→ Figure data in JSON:
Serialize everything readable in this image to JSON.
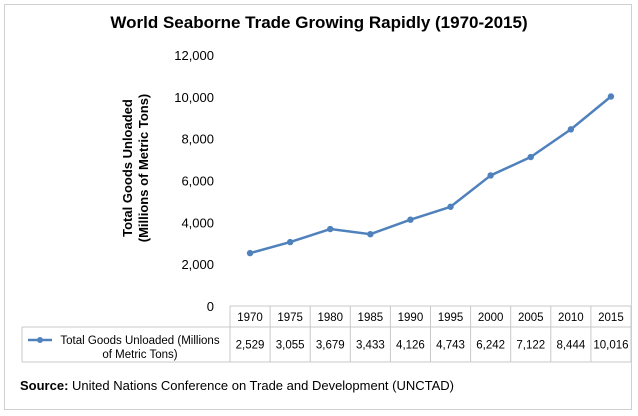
{
  "title": "World Seaborne Trade Growing Rapidly (1970-2015)",
  "ylabel_line1": "Total Goods Unloaded",
  "ylabel_line2": "(Millions of Metric Tons)",
  "source_label": "Source:",
  "source_text": " United Nations Conference on Trade and Development (UNCTAD)",
  "chart_data": {
    "type": "line",
    "title": "World Seaborne Trade Growing Rapidly (1970-2015)",
    "xlabel": "",
    "ylabel": "Total Goods Unloaded (Millions of Metric Tons)",
    "categories": [
      "1970",
      "1975",
      "1980",
      "1985",
      "1990",
      "1995",
      "2000",
      "2005",
      "2010",
      "2015"
    ],
    "series": [
      {
        "name": "Total Goods Unloaded (Millions of Metric Tons)",
        "name_lines": [
          "Total Goods Unloaded (Millions",
          "of Metric Tons)"
        ],
        "values": [
          2529,
          3055,
          3679,
          3433,
          4126,
          4743,
          6242,
          7122,
          8444,
          10016
        ],
        "value_labels": [
          "2,529",
          "3,055",
          "3,679",
          "3,433",
          "4,126",
          "4,743",
          "6,242",
          "7,122",
          "8,444",
          "10,016"
        ],
        "color": "#4f81bd"
      }
    ],
    "ylim": [
      0,
      12000
    ],
    "yticks": [
      0,
      2000,
      4000,
      6000,
      8000,
      10000,
      12000
    ],
    "ytick_labels": [
      "0",
      "2,000",
      "4,000",
      "6,000",
      "8,000",
      "10,000",
      "12,000"
    ],
    "grid": false,
    "legend": "data-table",
    "data_table": true
  }
}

→ WHAT THE EXERCISE ASKS: From the entries above, pull out each line that includes "Millions".

→ THE ANSWER:
  "ylabel_line2": "(Millions of Metric Tons)",
    "ylabel": "Total Goods Unloaded (Millions of Metric Tons)",
        "name": "Total Goods Unloaded (Millions of Metric Tons)",
          "Total Goods Unloaded (Millions",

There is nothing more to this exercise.